### To do
Transcribe the full listing below exactly.

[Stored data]

^^^^

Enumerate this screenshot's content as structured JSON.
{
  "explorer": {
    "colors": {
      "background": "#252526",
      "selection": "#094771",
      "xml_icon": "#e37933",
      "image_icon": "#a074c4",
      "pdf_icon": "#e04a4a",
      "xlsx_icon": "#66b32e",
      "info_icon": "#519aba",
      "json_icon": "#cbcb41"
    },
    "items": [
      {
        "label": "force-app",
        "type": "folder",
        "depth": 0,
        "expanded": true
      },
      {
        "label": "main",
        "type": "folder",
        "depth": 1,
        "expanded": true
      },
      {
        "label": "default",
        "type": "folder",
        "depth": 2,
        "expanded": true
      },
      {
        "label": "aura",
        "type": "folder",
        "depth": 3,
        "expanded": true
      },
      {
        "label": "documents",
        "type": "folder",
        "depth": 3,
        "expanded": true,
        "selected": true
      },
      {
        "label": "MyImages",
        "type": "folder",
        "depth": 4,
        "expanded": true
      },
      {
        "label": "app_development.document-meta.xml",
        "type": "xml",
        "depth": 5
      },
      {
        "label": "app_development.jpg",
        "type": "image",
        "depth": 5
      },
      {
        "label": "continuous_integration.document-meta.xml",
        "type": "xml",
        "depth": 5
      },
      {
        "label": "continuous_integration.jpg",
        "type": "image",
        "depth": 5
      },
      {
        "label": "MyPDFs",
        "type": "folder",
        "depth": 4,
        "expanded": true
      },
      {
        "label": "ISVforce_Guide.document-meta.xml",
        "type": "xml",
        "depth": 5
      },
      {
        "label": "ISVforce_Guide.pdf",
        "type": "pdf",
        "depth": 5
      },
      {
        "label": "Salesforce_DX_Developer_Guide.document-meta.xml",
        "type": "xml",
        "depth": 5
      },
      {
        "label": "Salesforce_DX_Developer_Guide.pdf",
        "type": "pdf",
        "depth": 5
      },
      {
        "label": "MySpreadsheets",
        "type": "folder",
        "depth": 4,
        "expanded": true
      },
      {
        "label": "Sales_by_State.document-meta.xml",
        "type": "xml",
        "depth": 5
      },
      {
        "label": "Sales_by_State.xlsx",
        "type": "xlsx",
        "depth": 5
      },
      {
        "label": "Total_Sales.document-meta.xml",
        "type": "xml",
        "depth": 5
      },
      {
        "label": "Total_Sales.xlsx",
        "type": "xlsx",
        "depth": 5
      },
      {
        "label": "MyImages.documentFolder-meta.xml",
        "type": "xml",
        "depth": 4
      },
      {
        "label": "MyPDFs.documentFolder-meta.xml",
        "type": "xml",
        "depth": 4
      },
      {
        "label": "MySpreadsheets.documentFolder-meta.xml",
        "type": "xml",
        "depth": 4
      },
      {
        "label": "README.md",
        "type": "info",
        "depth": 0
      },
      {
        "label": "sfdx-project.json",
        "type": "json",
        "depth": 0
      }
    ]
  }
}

^^^^

### Response to this task
Enumerate this screenshot's content as structured JSON.
{
  "explorer": {
    "colors": {
      "background": "#252526",
      "selection": "#094771",
      "xml_icon": "#e37933",
      "image_icon": "#a074c4",
      "pdf_icon": "#e04a4a",
      "xlsx_icon": "#66b32e",
      "info_icon": "#519aba",
      "json_icon": "#cbcb41"
    },
    "items": [
      {
        "label": "force-app",
        "type": "folder",
        "depth": 0,
        "expanded": true
      },
      {
        "label": "main",
        "type": "folder",
        "depth": 1,
        "expanded": true
      },
      {
        "label": "default",
        "type": "folder",
        "depth": 2,
        "expanded": true
      },
      {
        "label": "aura",
        "type": "folder",
        "depth": 3,
        "expanded": true
      },
      {
        "label": "documents",
        "type": "folder",
        "depth": 3,
        "expanded": true,
        "selected": true
      },
      {
        "label": "MyImages",
        "type": "folder",
        "depth": 4,
        "expanded": true
      },
      {
        "label": "app_development.document-meta.xml",
        "type": "xml",
        "depth": 5
      },
      {
        "label": "app_development.jpg",
        "type": "image",
        "depth": 5
      },
      {
        "label": "continuous_integration.document-meta.xml",
        "type": "xml",
        "depth": 5
      },
      {
        "label": "continuous_integration.jpg",
        "type": "image",
        "depth": 5
      },
      {
        "label": "MyPDFs",
        "type": "folder",
        "depth": 4,
        "expanded": true
      },
      {
        "label": "ISVforce_Guide.document-meta.xml",
        "type": "xml",
        "depth": 5
      },
      {
        "label": "ISVforce_Guide.pdf",
        "type": "pdf",
        "depth": 5
      },
      {
        "label": "Salesforce_DX_Developer_Guide.document-meta.xml",
        "type": "xml",
        "depth": 5
      },
      {
        "label": "Salesforce_DX_Developer_Guide.pdf",
        "type": "pdf",
        "depth": 5
      },
      {
        "label": "MySpreadsheets",
        "type": "folder",
        "depth": 4,
        "expanded": true
      },
      {
        "label": "Sales_by_State.document-meta.xml",
        "type": "xml",
        "depth": 5
      },
      {
        "label": "Sales_by_State.xlsx",
        "type": "xlsx",
        "depth": 5
      },
      {
        "label": "Total_Sales.document-meta.xml",
        "type": "xml",
        "depth": 5
      },
      {
        "label": "Total_Sales.xlsx",
        "type": "xlsx",
        "depth": 5
      },
      {
        "label": "MyImages.documentFolder-meta.xml",
        "type": "xml",
        "depth": 4
      },
      {
        "label": "MyPDFs.documentFolder-meta.xml",
        "type": "xml",
        "depth": 4
      },
      {
        "label": "MySpreadsheets.documentFolder-meta.xml",
        "type": "xml",
        "depth": 4
      },
      {
        "label": "README.md",
        "type": "info",
        "depth": 0
      },
      {
        "label": "sfdx-project.json",
        "type": "json",
        "depth": 0
      }
    ]
  }
}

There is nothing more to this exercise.